EXERCISE TASK
Leaving the pictures aside, transcribe every line below exactly.
**** DATA FOR THE TASK ****
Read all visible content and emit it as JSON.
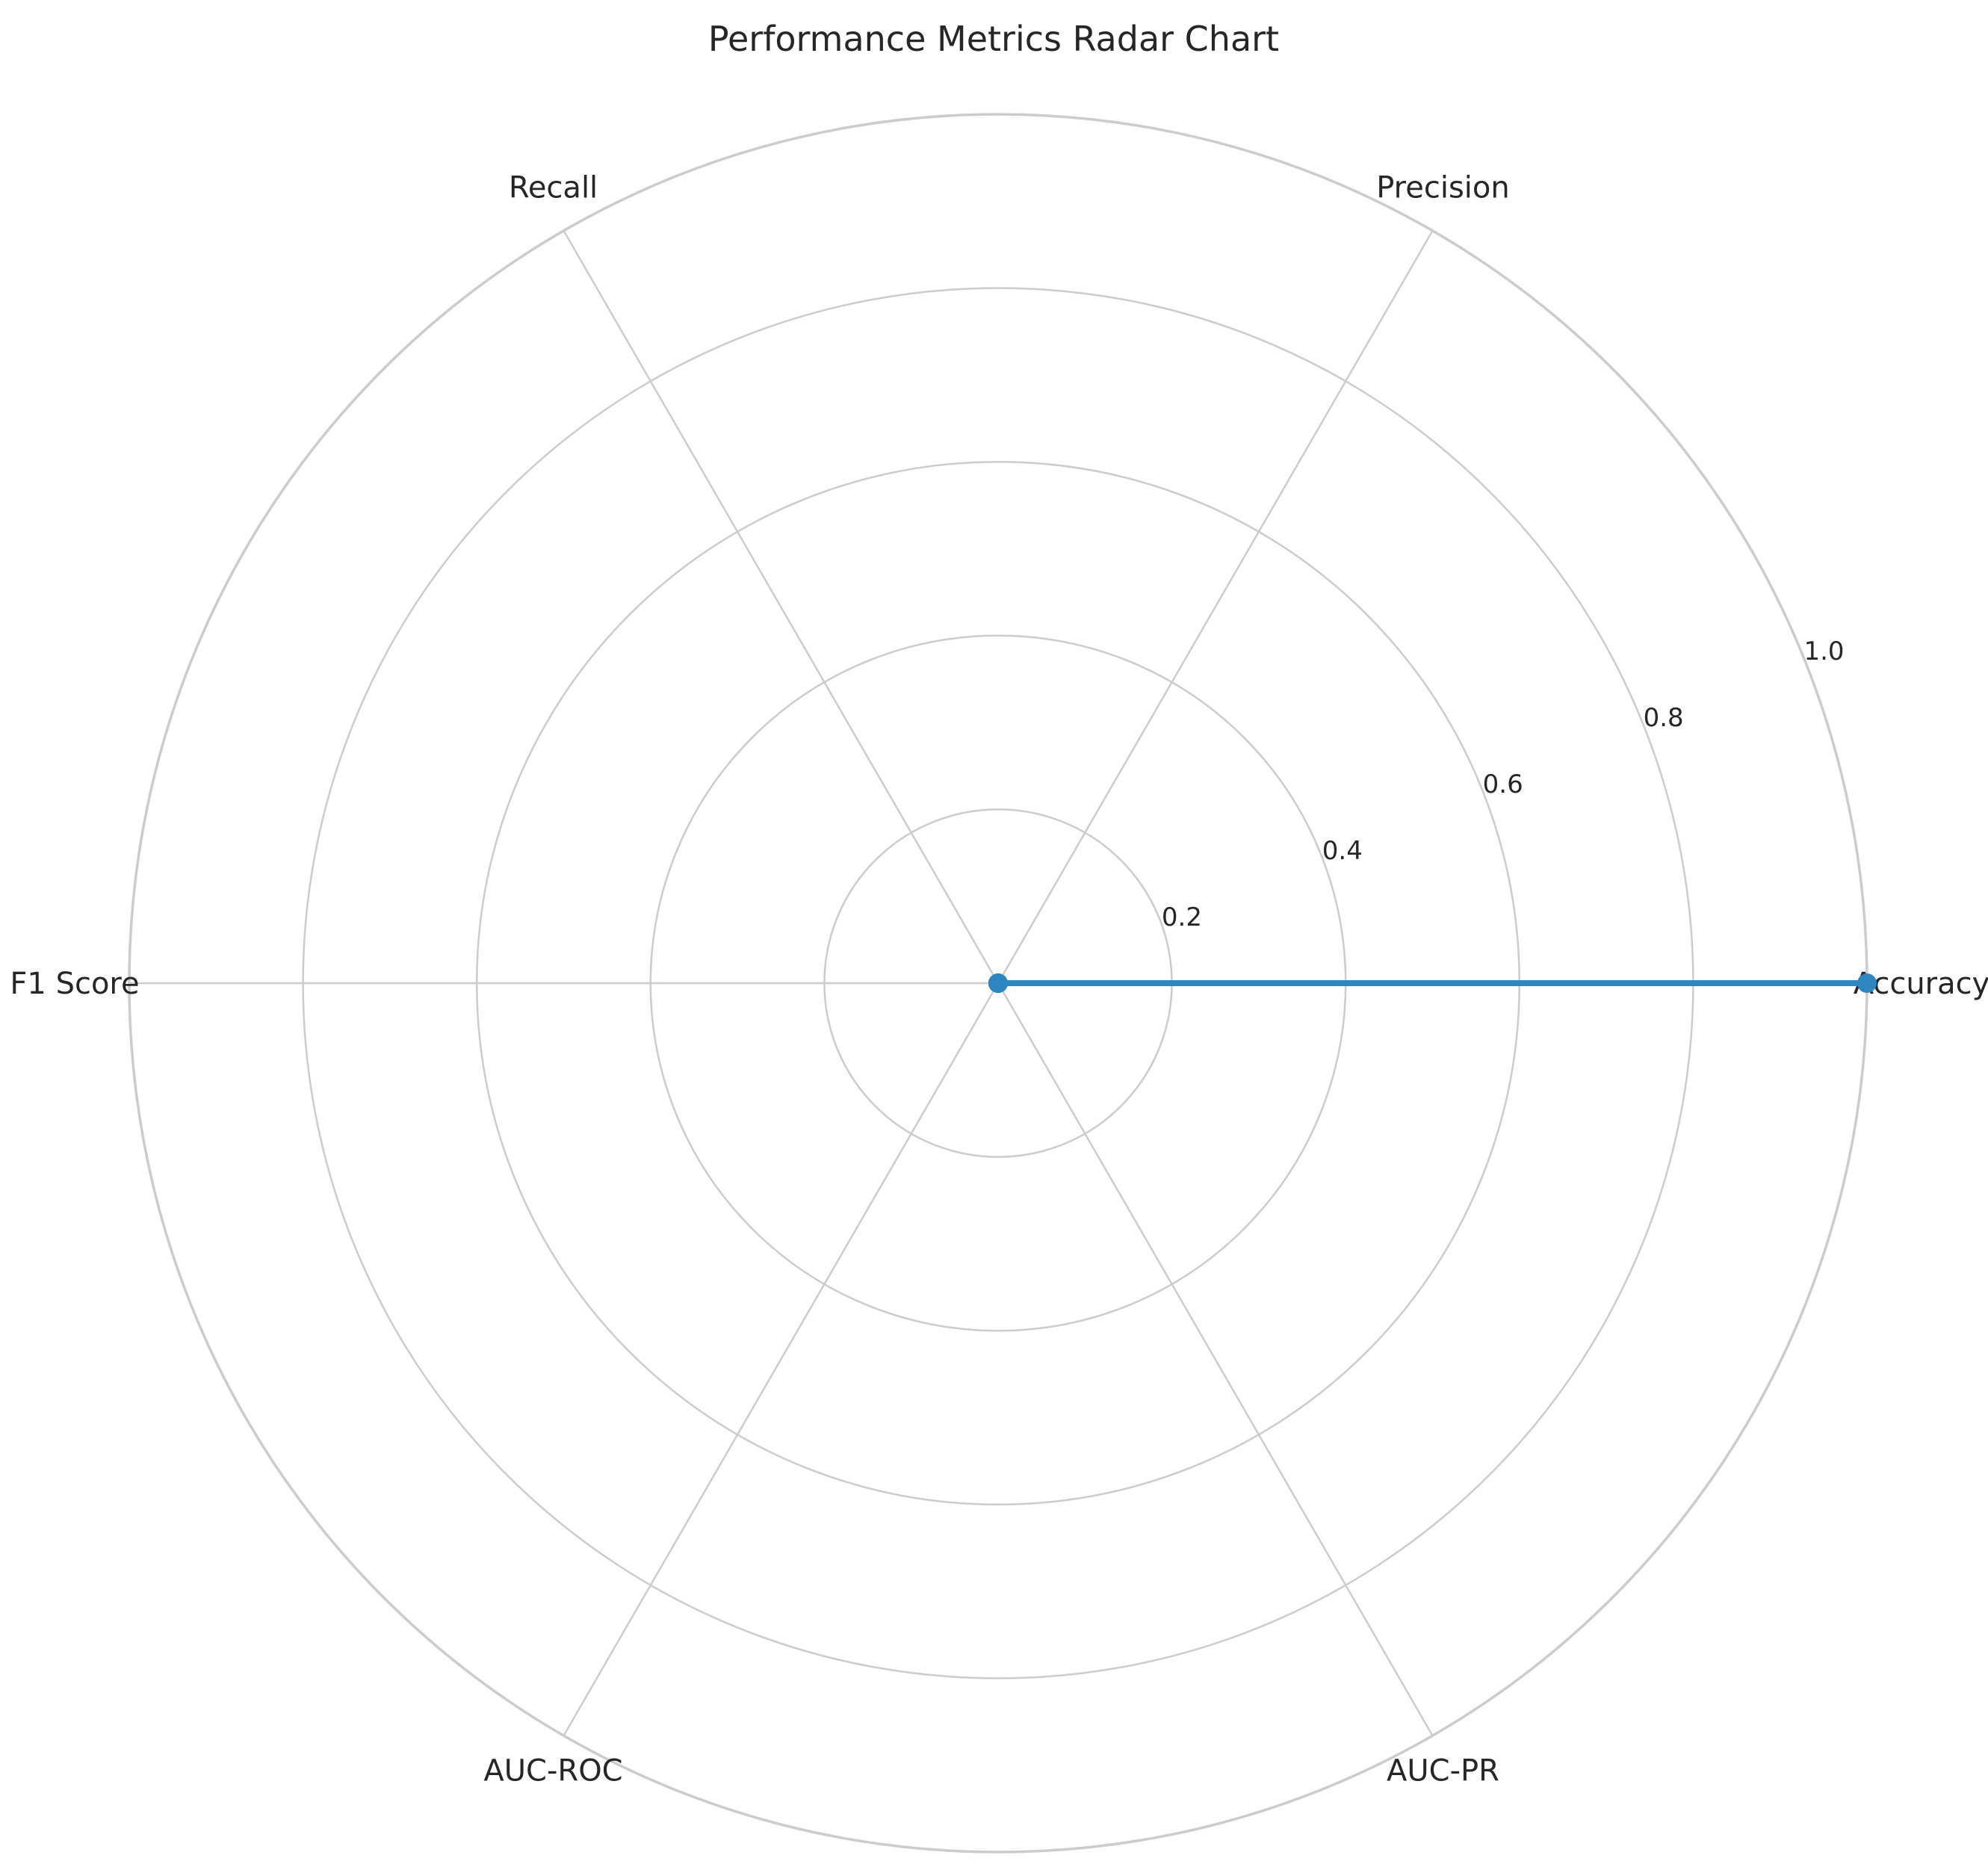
{
  "chart_data": {
    "type": "radar",
    "title": "Performance Metrics Radar Chart",
    "categories": [
      "Accuracy",
      "Precision",
      "Recall",
      "F1 Score",
      "AUC-ROC",
      "AUC-PR"
    ],
    "series": [
      {
        "values": [
          1.0,
          0.0,
          0.0,
          0.0,
          0.0,
          0.0
        ],
        "color": "#2e86c1"
      }
    ],
    "rlim": [
      0,
      1.0
    ],
    "r_ticks": [
      "0.2",
      "0.4",
      "0.6",
      "0.8",
      "1.0"
    ],
    "r_tick_values": [
      0.2,
      0.4,
      0.6,
      0.8,
      1.0
    ],
    "grid": true,
    "grid_color": "#cccccc",
    "legend": false
  }
}
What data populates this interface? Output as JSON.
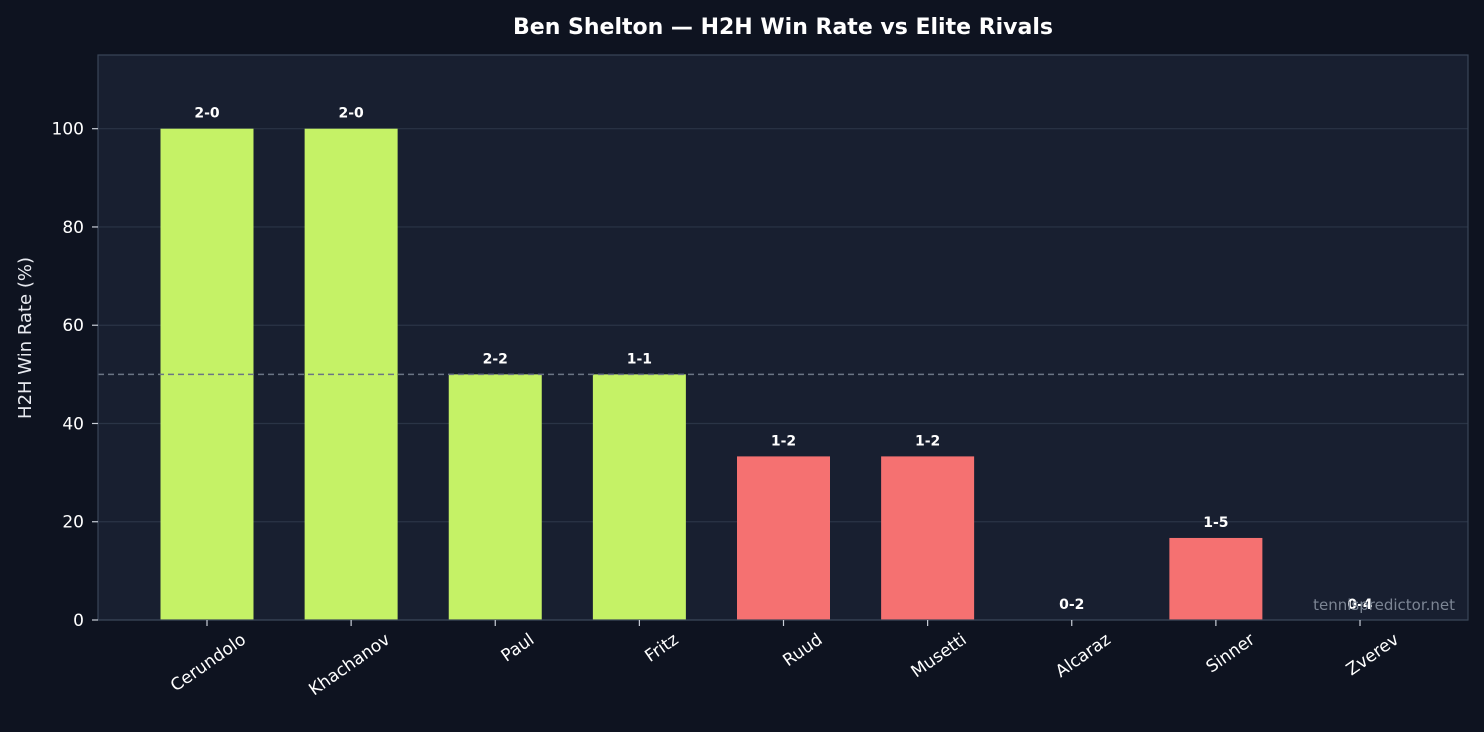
****
WORKED ANSWER
Read all visible content and emit it as JSON.
{
  "chart_data": {
    "type": "radar",
    "title": "Performance Metrics Radar Chart",
    "categories": [
      "Accuracy",
      "Precision",
      "Recall",
      "F1 Score",
      "AUC-ROC",
      "AUC-PR"
    ],
    "series": [
      {
        "values": [
          1.0,
          0.0,
          0.0,
          0.0,
          0.0,
          0.0
        ],
        "color": "#2e86c1"
      }
    ],
    "rlim": [
      0,
      1.0
    ],
    "r_ticks": [
      "0.2",
      "0.4",
      "0.6",
      "0.8",
      "1.0"
    ],
    "r_tick_values": [
      0.2,
      0.4,
      0.6,
      0.8,
      1.0
    ],
    "grid": true,
    "grid_color": "#cccccc",
    "legend": false
  }
}
What data populates this interface? Output as JSON.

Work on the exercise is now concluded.